-- Start of DATA SUPPLIED --

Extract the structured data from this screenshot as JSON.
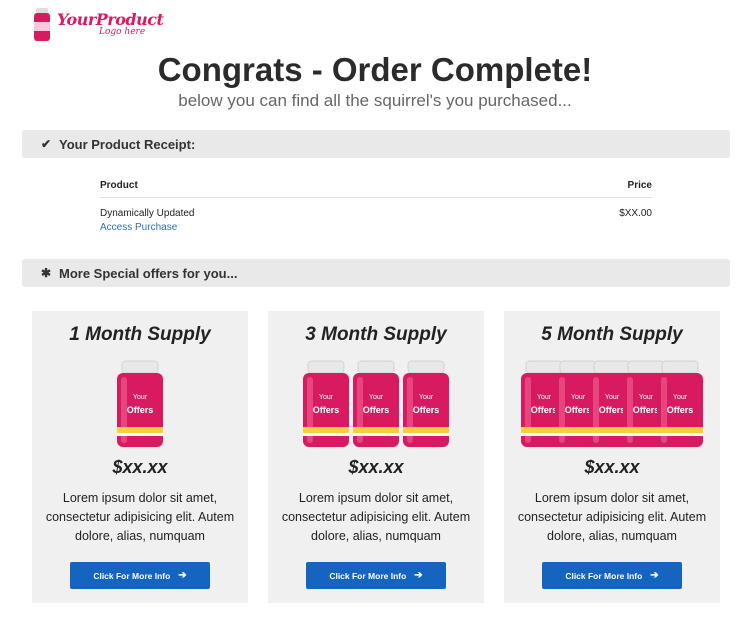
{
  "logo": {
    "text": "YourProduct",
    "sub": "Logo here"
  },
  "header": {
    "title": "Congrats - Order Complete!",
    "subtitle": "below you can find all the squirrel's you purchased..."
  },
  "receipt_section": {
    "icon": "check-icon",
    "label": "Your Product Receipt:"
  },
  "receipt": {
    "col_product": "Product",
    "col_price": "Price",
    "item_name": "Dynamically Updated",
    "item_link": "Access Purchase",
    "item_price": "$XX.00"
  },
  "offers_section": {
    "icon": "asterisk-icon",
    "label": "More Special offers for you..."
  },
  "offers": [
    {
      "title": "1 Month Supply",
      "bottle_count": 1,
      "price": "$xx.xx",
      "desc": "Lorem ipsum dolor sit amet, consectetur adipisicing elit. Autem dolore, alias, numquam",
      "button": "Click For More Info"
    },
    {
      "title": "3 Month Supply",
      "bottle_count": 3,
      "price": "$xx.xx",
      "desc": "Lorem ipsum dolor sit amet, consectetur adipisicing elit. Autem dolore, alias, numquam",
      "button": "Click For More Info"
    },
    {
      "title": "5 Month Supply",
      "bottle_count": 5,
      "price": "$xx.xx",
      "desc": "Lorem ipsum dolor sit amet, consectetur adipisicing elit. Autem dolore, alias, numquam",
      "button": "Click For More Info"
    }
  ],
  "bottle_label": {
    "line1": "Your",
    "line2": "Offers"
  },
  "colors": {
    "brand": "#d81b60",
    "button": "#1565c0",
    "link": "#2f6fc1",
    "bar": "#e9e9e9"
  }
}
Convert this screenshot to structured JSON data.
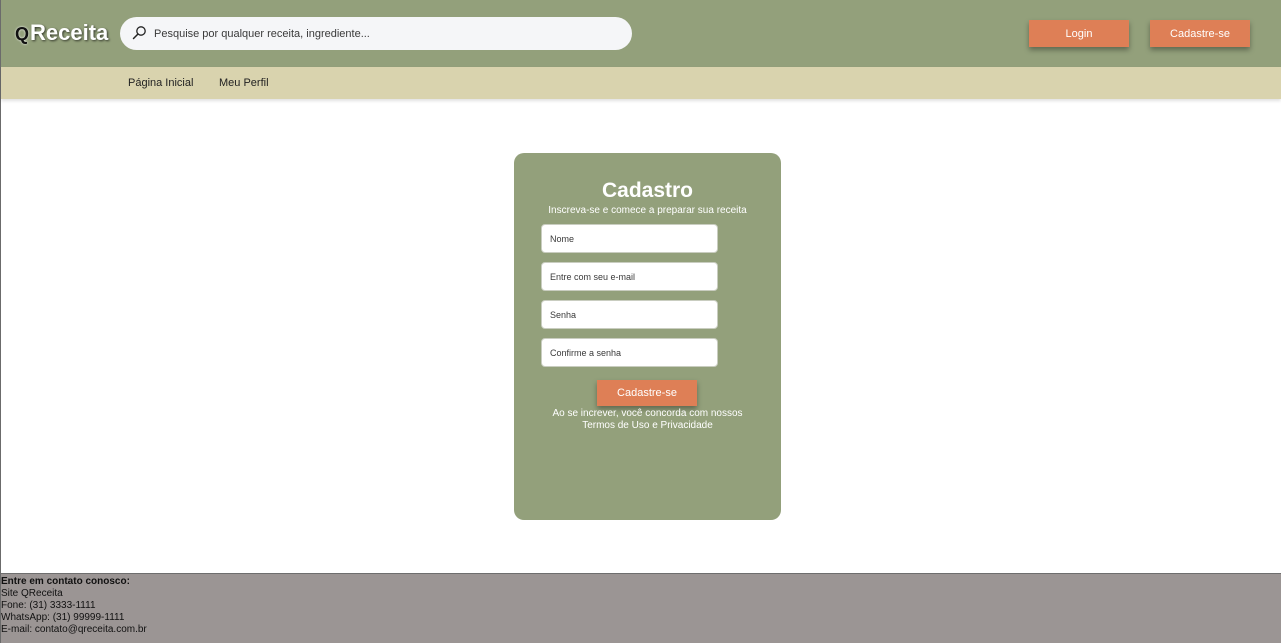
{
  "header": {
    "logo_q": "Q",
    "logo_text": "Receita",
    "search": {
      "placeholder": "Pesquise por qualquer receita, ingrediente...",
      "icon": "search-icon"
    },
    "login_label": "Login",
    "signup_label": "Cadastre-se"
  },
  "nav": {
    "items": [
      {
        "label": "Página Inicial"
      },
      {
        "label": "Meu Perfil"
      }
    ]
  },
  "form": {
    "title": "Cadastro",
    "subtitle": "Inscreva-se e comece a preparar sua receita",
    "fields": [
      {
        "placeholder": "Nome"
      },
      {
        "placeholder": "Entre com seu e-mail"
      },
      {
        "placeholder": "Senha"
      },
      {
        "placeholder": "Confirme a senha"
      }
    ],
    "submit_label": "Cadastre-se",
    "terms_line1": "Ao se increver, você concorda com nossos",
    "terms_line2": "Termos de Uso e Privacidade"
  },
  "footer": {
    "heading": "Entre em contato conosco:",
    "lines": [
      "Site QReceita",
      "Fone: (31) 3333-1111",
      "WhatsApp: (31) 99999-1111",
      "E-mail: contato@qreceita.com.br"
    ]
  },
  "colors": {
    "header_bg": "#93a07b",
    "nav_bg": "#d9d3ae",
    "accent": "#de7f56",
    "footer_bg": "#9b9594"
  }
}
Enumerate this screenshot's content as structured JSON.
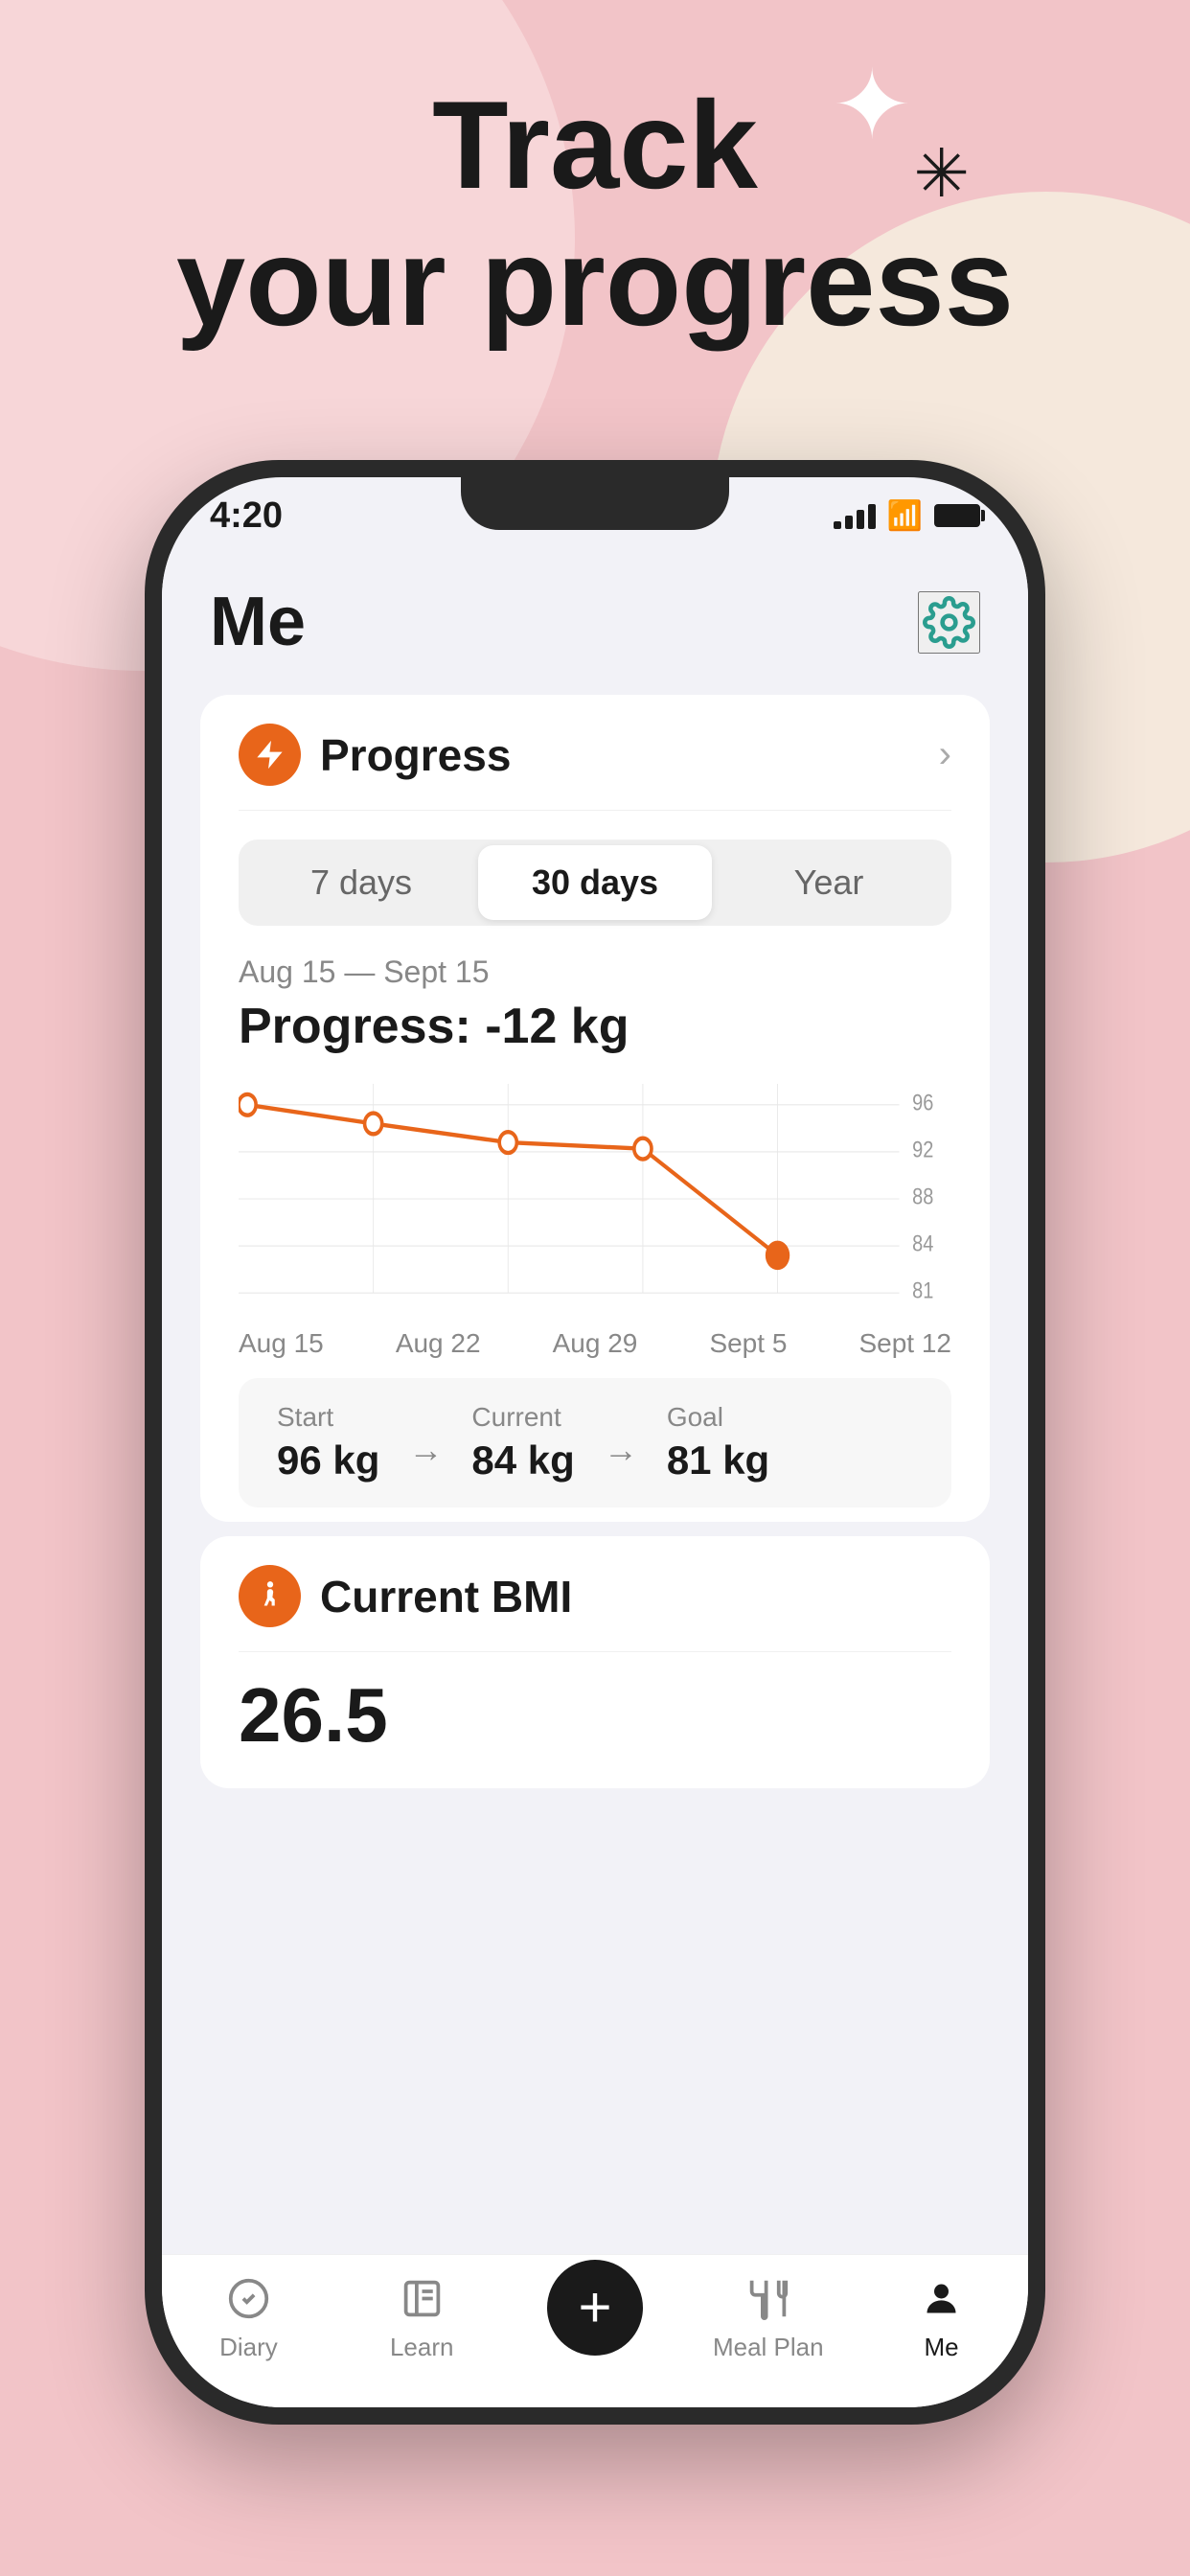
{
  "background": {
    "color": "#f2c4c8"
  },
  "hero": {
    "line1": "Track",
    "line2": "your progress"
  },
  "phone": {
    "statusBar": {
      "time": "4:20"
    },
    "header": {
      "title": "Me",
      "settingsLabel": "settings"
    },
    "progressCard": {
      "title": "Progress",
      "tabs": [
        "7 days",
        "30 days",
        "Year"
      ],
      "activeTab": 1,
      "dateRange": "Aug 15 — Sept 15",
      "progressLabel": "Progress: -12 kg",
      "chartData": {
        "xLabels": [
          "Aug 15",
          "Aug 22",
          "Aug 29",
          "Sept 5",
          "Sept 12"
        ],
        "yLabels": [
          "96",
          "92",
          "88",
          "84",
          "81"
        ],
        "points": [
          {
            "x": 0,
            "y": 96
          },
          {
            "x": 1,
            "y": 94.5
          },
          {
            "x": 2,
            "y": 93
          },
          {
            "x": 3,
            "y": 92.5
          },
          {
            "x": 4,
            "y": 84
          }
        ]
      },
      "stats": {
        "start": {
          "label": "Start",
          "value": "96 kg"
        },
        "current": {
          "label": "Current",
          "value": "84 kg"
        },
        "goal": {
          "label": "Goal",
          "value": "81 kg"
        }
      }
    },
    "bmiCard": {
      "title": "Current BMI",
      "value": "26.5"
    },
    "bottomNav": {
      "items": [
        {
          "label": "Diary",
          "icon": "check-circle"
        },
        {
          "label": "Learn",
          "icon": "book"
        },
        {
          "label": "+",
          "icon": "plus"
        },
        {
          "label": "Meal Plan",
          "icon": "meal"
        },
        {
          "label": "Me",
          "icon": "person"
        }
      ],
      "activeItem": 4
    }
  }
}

-- End of DATA SUPPLIED --

Every entry above should be duplicated exactly. Do not include the images.

▸ ANSWER TO THE EXERCISE
Extract the structured data from this screenshot as JSON.
{
  "logo": {
    "text": "YourProduct",
    "sub": "Logo here"
  },
  "header": {
    "title": "Congrats - Order Complete!",
    "subtitle": "below you can find all the squirrel's you purchased..."
  },
  "receipt_section": {
    "icon": "check-icon",
    "label": "Your Product Receipt:"
  },
  "receipt": {
    "col_product": "Product",
    "col_price": "Price",
    "item_name": "Dynamically Updated",
    "item_link": "Access Purchase",
    "item_price": "$XX.00"
  },
  "offers_section": {
    "icon": "asterisk-icon",
    "label": "More Special offers for you..."
  },
  "offers": [
    {
      "title": "1 Month Supply",
      "bottle_count": 1,
      "price": "$xx.xx",
      "desc": "Lorem ipsum dolor sit amet, consectetur adipisicing elit. Autem dolore, alias, numquam",
      "button": "Click For More Info"
    },
    {
      "title": "3 Month Supply",
      "bottle_count": 3,
      "price": "$xx.xx",
      "desc": "Lorem ipsum dolor sit amet, consectetur adipisicing elit. Autem dolore, alias, numquam",
      "button": "Click For More Info"
    },
    {
      "title": "5 Month Supply",
      "bottle_count": 5,
      "price": "$xx.xx",
      "desc": "Lorem ipsum dolor sit amet, consectetur adipisicing elit. Autem dolore, alias, numquam",
      "button": "Click For More Info"
    }
  ],
  "bottle_label": {
    "line1": "Your",
    "line2": "Offers"
  },
  "colors": {
    "brand": "#d81b60",
    "button": "#1565c0",
    "link": "#2f6fc1",
    "bar": "#e9e9e9"
  }
}
Convert this screenshot to structured JSON data.
{
  "header": {
    "logo_q": "Q",
    "logo_text": "Receita",
    "search": {
      "placeholder": "Pesquise por qualquer receita, ingrediente...",
      "icon": "search-icon"
    },
    "login_label": "Login",
    "signup_label": "Cadastre-se"
  },
  "nav": {
    "items": [
      {
        "label": "Página Inicial"
      },
      {
        "label": "Meu Perfil"
      }
    ]
  },
  "form": {
    "title": "Cadastro",
    "subtitle": "Inscreva-se e comece a preparar sua receita",
    "fields": [
      {
        "placeholder": "Nome"
      },
      {
        "placeholder": "Entre com seu e-mail"
      },
      {
        "placeholder": "Senha"
      },
      {
        "placeholder": "Confirme a senha"
      }
    ],
    "submit_label": "Cadastre-se",
    "terms_line1": "Ao se increver, você concorda com nossos",
    "terms_line2": "Termos de Uso e Privacidade"
  },
  "footer": {
    "heading": "Entre em contato conosco:",
    "lines": [
      "Site QReceita",
      "Fone: (31) 3333-1111",
      "WhatsApp: (31) 99999-1111",
      "E-mail: contato@qreceita.com.br"
    ]
  },
  "colors": {
    "header_bg": "#93a07b",
    "nav_bg": "#d9d3ae",
    "accent": "#de7f56",
    "footer_bg": "#9b9594"
  }
}
Enumerate this screenshot's content as structured JSON.
{
  "background": {
    "color": "#f2c4c8"
  },
  "hero": {
    "line1": "Track",
    "line2": "your progress"
  },
  "phone": {
    "statusBar": {
      "time": "4:20"
    },
    "header": {
      "title": "Me",
      "settingsLabel": "settings"
    },
    "progressCard": {
      "title": "Progress",
      "tabs": [
        "7 days",
        "30 days",
        "Year"
      ],
      "activeTab": 1,
      "dateRange": "Aug 15 — Sept 15",
      "progressLabel": "Progress: -12 kg",
      "chartData": {
        "xLabels": [
          "Aug 15",
          "Aug 22",
          "Aug 29",
          "Sept 5",
          "Sept 12"
        ],
        "yLabels": [
          "96",
          "92",
          "88",
          "84",
          "81"
        ],
        "points": [
          {
            "x": 0,
            "y": 96
          },
          {
            "x": 1,
            "y": 94.5
          },
          {
            "x": 2,
            "y": 93
          },
          {
            "x": 3,
            "y": 92.5
          },
          {
            "x": 4,
            "y": 84
          }
        ]
      },
      "stats": {
        "start": {
          "label": "Start",
          "value": "96 kg"
        },
        "current": {
          "label": "Current",
          "value": "84 kg"
        },
        "goal": {
          "label": "Goal",
          "value": "81 kg"
        }
      }
    },
    "bmiCard": {
      "title": "Current BMI",
      "value": "26.5"
    },
    "bottomNav": {
      "items": [
        {
          "label": "Diary",
          "icon": "check-circle"
        },
        {
          "label": "Learn",
          "icon": "book"
        },
        {
          "label": "+",
          "icon": "plus"
        },
        {
          "label": "Meal Plan",
          "icon": "meal"
        },
        {
          "label": "Me",
          "icon": "person"
        }
      ],
      "activeItem": 4
    }
  }
}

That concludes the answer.